EXERCISE BRIEF: Tally the lines that hold the word "screenshot" and reply with that figure only.

SOURCE MATERIAL:
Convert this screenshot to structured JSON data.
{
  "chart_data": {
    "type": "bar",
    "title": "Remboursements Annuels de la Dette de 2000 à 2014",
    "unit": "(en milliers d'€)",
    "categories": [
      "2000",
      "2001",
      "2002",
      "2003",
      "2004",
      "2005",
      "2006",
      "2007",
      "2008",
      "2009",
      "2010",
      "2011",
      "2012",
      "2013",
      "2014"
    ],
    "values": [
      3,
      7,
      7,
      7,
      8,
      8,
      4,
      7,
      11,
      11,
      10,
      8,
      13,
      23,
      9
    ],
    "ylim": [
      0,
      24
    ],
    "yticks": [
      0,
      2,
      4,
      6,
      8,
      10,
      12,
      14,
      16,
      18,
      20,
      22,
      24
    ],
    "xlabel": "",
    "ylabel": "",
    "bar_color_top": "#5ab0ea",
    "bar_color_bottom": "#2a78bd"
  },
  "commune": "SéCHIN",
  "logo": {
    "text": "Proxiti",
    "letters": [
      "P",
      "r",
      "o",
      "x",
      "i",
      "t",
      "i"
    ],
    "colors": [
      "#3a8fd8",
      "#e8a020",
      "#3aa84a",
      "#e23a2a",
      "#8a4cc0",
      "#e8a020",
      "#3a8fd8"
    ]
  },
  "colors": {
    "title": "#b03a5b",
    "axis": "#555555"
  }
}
---
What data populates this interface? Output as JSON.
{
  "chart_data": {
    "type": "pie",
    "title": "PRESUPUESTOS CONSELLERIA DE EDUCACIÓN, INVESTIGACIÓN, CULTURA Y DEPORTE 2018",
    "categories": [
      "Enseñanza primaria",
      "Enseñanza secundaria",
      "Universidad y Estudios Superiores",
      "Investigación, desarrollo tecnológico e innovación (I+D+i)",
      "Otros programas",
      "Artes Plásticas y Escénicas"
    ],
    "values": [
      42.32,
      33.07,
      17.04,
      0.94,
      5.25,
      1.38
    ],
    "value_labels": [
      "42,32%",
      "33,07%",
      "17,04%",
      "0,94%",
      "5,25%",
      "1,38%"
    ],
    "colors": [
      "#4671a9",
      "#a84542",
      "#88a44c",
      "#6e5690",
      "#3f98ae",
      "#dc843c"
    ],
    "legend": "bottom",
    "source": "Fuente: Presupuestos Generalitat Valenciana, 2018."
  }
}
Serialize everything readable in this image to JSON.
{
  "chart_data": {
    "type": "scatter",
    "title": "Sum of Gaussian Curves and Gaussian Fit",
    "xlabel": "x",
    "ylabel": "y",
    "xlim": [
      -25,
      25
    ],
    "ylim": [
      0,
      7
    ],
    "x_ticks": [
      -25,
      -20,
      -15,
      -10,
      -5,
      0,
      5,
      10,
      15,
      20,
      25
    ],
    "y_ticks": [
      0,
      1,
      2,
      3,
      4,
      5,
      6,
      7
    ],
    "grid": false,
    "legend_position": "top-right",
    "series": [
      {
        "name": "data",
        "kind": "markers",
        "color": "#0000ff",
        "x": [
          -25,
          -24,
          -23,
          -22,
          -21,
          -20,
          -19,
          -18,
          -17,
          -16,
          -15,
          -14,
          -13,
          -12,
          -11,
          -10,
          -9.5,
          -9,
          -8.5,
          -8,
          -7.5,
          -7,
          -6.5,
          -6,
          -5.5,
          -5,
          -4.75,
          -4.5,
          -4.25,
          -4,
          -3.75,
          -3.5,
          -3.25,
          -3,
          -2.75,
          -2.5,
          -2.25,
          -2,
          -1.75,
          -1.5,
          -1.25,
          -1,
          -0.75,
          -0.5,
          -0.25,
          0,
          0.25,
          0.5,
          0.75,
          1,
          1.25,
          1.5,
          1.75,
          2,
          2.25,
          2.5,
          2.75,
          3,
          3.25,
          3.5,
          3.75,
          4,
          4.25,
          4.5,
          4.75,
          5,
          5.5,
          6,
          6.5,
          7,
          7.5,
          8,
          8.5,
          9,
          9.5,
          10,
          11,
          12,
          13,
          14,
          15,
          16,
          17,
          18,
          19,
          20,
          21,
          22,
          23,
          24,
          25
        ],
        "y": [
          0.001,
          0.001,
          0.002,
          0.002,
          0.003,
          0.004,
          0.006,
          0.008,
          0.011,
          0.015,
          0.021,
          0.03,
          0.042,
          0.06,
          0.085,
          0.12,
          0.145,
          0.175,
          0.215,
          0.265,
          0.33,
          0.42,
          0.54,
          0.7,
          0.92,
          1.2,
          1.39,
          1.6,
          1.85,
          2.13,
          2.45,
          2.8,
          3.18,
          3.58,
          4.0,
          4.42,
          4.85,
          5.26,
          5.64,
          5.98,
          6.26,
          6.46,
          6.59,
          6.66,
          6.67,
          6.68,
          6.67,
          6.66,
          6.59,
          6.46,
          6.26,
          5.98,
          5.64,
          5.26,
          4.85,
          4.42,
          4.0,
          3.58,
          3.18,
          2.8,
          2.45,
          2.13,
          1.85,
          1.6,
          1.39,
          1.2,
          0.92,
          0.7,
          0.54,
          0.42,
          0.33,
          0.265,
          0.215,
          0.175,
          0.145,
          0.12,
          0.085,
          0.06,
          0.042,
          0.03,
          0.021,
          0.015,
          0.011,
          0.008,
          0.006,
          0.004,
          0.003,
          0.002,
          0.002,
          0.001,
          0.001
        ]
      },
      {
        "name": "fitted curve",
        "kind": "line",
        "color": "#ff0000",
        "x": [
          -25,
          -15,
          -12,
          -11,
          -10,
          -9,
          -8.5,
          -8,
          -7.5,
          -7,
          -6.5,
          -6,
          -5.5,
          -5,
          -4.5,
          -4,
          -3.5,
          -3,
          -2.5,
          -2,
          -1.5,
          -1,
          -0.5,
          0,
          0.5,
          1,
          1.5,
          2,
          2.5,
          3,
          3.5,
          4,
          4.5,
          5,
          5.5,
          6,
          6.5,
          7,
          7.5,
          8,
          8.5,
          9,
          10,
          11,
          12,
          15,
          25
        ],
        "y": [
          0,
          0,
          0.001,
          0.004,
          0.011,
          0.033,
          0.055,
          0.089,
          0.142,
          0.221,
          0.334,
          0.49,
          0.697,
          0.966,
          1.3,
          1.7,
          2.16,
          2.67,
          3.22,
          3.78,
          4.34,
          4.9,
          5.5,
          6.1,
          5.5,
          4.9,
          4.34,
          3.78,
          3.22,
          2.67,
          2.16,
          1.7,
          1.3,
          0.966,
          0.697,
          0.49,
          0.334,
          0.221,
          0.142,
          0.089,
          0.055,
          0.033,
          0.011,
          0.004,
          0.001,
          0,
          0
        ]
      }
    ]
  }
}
---
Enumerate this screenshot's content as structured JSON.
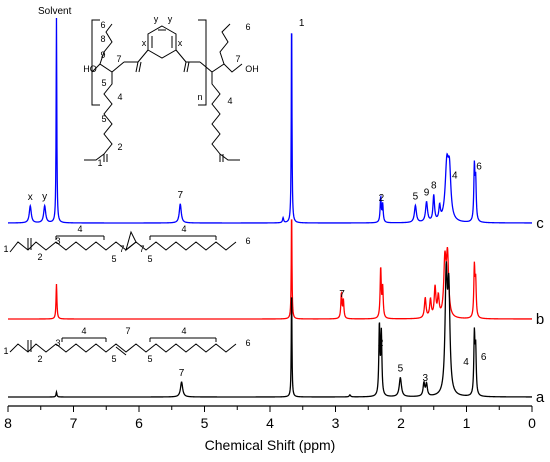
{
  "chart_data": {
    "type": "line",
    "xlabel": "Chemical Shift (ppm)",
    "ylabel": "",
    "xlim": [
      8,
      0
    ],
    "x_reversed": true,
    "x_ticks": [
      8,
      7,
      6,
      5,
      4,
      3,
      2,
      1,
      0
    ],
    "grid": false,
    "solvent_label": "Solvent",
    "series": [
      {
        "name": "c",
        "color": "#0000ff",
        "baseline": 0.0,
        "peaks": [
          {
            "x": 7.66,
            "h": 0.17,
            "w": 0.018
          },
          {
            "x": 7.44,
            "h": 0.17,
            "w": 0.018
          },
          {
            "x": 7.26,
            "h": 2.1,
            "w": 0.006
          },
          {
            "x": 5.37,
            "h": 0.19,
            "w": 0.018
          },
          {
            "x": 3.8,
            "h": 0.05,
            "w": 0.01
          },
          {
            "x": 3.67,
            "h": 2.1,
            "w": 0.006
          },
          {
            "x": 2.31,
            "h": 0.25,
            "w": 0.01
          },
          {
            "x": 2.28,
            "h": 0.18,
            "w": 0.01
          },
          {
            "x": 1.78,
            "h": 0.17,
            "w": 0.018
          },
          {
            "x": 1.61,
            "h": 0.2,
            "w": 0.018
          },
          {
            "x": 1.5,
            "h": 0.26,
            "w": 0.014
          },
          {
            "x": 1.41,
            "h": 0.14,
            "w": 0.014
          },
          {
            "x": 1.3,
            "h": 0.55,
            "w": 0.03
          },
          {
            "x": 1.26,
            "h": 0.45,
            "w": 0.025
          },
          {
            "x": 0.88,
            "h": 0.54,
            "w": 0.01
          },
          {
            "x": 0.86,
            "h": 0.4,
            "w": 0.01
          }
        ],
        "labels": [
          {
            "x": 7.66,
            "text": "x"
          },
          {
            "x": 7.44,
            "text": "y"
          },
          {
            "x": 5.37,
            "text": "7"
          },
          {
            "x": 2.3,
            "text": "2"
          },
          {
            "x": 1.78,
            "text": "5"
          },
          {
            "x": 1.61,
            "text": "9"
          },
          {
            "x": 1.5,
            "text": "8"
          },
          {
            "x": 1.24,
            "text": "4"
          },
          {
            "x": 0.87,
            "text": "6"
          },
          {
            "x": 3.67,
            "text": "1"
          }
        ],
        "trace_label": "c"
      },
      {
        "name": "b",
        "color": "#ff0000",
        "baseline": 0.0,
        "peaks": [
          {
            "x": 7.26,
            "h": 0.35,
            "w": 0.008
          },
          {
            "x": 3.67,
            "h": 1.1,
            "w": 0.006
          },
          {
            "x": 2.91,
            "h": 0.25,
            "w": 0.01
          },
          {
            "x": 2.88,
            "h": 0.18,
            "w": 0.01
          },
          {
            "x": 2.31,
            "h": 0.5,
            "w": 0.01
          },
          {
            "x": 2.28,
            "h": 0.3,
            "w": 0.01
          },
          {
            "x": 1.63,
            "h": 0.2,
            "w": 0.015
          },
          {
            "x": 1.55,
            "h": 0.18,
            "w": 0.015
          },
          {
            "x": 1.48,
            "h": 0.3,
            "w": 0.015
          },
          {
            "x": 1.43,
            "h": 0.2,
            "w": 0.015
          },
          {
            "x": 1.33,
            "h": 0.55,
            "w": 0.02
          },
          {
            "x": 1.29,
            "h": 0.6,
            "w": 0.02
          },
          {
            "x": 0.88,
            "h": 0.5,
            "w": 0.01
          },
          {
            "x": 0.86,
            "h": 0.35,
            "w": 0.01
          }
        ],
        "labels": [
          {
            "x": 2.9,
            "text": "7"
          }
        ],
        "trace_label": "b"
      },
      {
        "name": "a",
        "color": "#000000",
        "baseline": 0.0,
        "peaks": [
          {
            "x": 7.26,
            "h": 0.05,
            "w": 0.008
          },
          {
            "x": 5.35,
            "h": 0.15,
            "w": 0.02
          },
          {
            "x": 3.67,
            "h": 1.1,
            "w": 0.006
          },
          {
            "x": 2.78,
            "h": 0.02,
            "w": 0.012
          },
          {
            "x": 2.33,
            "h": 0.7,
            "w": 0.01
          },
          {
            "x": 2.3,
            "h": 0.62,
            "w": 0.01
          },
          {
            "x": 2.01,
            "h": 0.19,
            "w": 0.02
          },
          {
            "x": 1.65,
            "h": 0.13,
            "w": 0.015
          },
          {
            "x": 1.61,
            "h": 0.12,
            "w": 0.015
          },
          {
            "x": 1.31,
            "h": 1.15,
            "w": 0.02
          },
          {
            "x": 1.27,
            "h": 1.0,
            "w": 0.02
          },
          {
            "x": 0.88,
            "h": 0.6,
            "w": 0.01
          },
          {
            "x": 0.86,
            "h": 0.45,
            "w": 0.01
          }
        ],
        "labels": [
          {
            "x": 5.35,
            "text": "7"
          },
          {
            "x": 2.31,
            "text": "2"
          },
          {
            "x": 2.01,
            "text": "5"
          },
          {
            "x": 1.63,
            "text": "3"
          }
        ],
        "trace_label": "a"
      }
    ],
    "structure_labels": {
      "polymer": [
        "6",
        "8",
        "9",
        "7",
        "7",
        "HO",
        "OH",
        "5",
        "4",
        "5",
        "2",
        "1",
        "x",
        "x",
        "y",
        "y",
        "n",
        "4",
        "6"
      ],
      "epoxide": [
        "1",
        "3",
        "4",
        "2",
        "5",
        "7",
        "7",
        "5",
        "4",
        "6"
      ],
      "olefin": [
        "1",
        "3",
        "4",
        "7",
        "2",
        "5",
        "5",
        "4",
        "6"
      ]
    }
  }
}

WRITTEN ANSWER: 2